____ INPUT DATA

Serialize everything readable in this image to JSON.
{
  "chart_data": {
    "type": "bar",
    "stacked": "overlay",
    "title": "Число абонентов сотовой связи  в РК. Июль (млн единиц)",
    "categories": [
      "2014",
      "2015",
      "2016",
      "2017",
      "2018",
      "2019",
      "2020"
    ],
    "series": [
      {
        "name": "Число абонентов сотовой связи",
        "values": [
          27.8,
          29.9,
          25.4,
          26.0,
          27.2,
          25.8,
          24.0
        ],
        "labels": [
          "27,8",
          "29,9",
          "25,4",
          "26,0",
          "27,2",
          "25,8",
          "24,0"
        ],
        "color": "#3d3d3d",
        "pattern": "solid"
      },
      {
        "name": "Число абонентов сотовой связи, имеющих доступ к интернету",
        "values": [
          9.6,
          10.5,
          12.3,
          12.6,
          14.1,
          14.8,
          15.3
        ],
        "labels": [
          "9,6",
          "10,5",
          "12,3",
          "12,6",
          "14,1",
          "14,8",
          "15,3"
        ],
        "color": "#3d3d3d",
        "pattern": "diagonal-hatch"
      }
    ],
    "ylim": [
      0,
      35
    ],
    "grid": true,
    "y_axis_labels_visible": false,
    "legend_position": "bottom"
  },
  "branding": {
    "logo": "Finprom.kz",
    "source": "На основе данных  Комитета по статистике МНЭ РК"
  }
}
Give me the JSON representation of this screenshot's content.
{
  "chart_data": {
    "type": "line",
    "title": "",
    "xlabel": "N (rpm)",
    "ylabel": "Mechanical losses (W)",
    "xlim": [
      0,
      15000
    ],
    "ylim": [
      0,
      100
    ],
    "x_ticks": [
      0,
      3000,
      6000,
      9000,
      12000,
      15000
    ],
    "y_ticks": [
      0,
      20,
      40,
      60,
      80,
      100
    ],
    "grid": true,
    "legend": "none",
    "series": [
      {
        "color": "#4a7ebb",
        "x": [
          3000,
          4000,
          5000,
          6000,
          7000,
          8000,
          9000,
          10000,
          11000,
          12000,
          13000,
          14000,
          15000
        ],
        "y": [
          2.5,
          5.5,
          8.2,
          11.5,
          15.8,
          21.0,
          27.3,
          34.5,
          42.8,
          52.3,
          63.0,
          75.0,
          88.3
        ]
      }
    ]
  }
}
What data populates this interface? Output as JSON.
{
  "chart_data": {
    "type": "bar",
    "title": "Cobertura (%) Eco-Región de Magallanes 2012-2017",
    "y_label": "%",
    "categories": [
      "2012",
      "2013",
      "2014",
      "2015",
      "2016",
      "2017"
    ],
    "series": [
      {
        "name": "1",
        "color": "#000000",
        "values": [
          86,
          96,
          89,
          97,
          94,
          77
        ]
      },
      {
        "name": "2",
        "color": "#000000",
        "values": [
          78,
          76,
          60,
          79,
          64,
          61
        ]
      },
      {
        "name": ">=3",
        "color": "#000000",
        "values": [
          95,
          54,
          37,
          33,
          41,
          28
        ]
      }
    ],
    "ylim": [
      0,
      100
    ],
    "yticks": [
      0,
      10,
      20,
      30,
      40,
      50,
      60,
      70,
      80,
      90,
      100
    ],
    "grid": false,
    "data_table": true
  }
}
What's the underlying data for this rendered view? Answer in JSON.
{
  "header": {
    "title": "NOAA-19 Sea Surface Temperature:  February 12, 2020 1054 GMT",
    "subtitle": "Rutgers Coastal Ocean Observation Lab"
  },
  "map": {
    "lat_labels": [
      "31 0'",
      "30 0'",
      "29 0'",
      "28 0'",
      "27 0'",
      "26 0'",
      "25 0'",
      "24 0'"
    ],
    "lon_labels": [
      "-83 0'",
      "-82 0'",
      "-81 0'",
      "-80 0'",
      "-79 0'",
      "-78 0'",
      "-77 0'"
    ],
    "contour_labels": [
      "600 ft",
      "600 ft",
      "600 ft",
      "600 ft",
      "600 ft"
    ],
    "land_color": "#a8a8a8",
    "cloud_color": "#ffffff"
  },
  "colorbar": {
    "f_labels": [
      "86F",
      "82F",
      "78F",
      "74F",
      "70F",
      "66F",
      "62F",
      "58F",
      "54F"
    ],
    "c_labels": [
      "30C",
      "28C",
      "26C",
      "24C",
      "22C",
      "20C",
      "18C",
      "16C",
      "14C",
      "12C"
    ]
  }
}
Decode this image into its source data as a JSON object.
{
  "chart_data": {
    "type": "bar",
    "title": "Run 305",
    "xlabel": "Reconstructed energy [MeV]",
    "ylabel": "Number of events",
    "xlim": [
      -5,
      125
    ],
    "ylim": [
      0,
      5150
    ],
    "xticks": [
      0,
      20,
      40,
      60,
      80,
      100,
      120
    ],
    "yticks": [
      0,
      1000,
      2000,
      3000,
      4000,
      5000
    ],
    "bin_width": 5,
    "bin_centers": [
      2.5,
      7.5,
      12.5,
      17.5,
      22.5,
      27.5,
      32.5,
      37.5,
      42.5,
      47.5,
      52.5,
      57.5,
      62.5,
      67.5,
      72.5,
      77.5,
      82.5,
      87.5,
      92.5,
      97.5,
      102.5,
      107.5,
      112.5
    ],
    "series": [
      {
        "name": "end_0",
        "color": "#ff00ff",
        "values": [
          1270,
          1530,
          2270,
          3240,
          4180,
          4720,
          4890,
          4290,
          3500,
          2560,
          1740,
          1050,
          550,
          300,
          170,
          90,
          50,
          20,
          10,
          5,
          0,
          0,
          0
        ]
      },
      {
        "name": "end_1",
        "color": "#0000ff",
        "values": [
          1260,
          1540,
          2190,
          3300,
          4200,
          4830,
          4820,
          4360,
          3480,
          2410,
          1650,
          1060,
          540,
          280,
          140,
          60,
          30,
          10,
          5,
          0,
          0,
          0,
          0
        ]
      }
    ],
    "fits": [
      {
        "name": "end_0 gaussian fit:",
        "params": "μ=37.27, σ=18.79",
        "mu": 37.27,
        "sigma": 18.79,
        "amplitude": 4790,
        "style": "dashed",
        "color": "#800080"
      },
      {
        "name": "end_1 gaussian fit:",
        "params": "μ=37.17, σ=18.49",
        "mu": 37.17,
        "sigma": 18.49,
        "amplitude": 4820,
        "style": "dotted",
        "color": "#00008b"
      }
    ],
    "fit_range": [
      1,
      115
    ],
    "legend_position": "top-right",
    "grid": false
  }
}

________

WRITTEN EXERCISE: Report how many lines hold the string "grid", giving the number and nothing else.

RESPONSE BELOW: 4